The records below are split into lines. How many of those lines contain the string "icon"? Reply with the number only.

▸ **Working data**:
⟨

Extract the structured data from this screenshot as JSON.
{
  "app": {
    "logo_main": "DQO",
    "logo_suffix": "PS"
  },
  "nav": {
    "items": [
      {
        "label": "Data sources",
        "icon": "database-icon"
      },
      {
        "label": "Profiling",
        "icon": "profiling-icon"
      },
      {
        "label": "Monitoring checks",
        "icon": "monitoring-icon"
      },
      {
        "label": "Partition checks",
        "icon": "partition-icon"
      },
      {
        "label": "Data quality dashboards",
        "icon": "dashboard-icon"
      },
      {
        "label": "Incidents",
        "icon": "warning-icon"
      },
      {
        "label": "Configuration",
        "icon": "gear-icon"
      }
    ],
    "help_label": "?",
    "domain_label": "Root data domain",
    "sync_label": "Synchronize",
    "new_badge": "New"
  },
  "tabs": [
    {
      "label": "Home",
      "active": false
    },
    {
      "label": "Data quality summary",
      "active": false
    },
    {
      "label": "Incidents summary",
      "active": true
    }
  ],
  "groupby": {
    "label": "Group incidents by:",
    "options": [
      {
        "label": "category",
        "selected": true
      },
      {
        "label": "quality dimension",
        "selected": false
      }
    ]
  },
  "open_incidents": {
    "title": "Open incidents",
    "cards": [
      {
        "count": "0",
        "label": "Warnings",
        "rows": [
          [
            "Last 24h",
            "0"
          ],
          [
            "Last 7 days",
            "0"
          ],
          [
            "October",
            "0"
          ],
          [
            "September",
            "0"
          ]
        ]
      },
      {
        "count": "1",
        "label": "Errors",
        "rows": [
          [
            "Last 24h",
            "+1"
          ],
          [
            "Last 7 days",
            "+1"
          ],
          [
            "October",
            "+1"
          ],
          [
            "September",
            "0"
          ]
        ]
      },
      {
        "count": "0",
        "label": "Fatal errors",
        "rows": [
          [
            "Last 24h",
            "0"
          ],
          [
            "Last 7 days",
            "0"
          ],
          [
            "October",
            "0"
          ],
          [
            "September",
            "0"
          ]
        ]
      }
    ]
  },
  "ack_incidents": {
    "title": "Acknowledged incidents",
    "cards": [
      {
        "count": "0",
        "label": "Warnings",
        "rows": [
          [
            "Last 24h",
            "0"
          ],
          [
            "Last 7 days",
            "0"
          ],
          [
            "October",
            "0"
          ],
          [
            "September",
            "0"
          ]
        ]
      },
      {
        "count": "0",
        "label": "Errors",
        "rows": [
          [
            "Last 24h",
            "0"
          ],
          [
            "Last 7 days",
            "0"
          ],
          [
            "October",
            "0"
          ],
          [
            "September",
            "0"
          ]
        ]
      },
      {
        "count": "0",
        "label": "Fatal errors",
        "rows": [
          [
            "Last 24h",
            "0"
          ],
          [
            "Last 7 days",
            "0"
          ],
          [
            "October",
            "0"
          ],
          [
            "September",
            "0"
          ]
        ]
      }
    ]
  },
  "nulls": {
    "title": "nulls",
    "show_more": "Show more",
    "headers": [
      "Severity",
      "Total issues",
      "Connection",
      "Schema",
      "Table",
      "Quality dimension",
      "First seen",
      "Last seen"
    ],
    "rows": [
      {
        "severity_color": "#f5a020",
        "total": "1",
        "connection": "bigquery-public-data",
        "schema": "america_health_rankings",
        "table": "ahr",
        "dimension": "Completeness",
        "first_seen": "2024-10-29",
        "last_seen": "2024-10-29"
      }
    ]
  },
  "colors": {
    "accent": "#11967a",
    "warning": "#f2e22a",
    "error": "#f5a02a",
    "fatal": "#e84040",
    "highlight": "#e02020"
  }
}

⟩

▸ **Completed task**:
7